[Records from a data source]

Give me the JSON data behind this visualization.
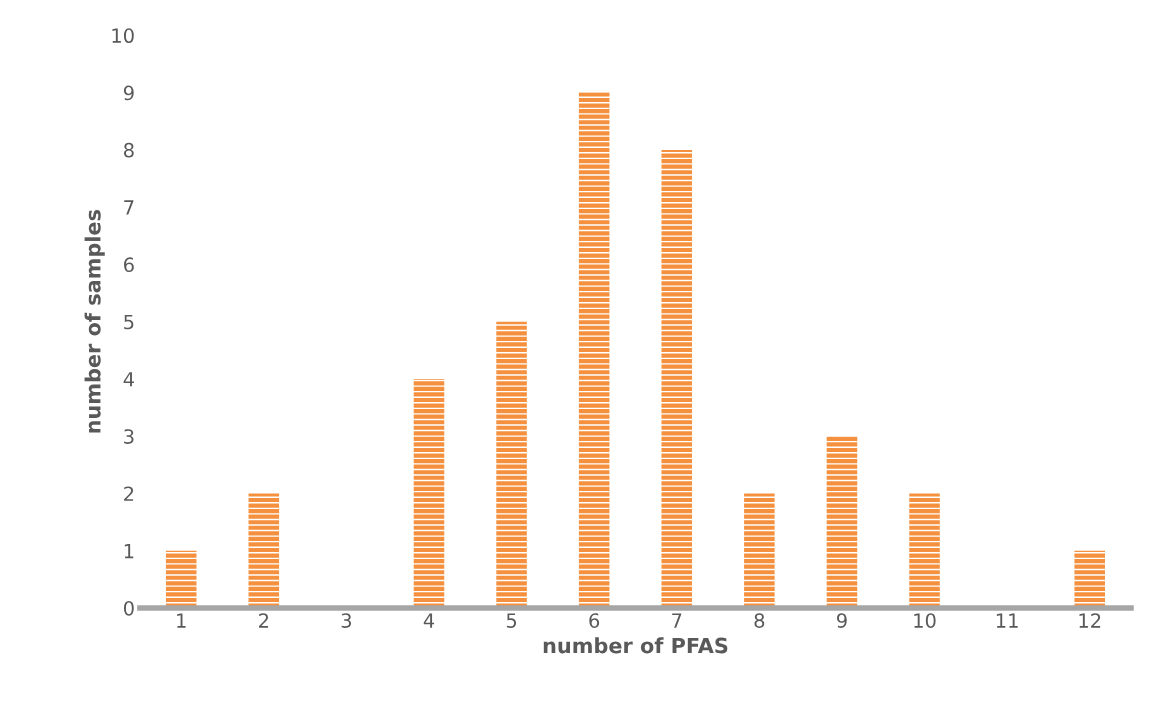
{
  "chart_data": {
    "type": "bar",
    "xlabel": "number of PFAS",
    "ylabel": "number of samples",
    "categories": [
      "1",
      "2",
      "3",
      "4",
      "5",
      "6",
      "7",
      "8",
      "9",
      "10",
      "11",
      "12"
    ],
    "values": [
      1,
      2,
      0,
      4,
      5,
      9,
      8,
      2,
      3,
      2,
      0,
      1
    ],
    "color": "#f5913e",
    "ylim": [
      0,
      10
    ],
    "yticks": [
      0,
      1,
      2,
      3,
      4,
      5,
      6,
      7,
      8,
      9,
      10
    ],
    "grid": false,
    "legend": false
  }
}
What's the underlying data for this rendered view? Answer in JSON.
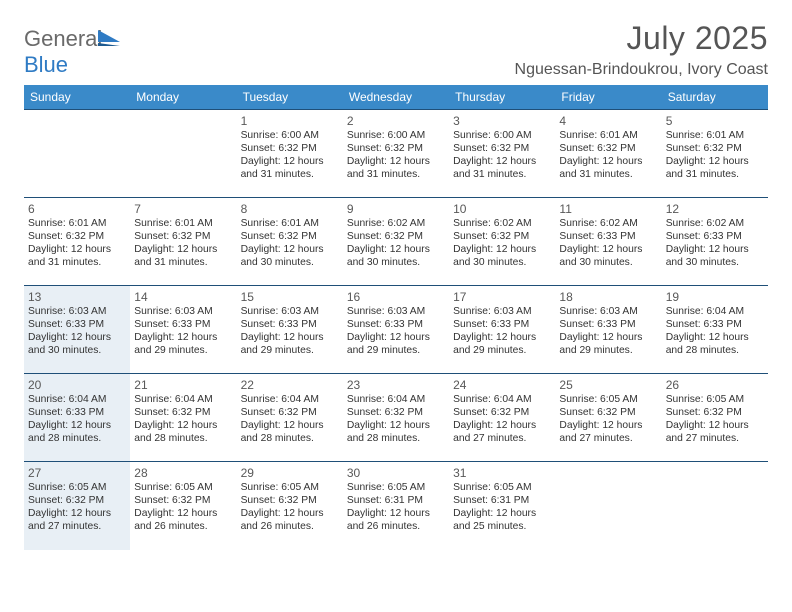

(Requirements): Transcribe every entry above exactly. Omit all pictures.

(Output of the task):
Give me the JSON data behind this visualization.
{
  "chart_data": {
    "type": "bar",
    "xlabel": "number of PFAS",
    "ylabel": "number of samples",
    "categories": [
      "1",
      "2",
      "3",
      "4",
      "5",
      "6",
      "7",
      "8",
      "9",
      "10",
      "11",
      "12"
    ],
    "values": [
      1,
      2,
      0,
      4,
      5,
      9,
      8,
      2,
      3,
      2,
      0,
      1
    ],
    "color": "#f5913e",
    "ylim": [
      0,
      10
    ],
    "yticks": [
      0,
      1,
      2,
      3,
      4,
      5,
      6,
      7,
      8,
      9,
      10
    ],
    "grid": false,
    "legend": false
  }
}
What's the underlying data for this rendered view? Answer in JSON.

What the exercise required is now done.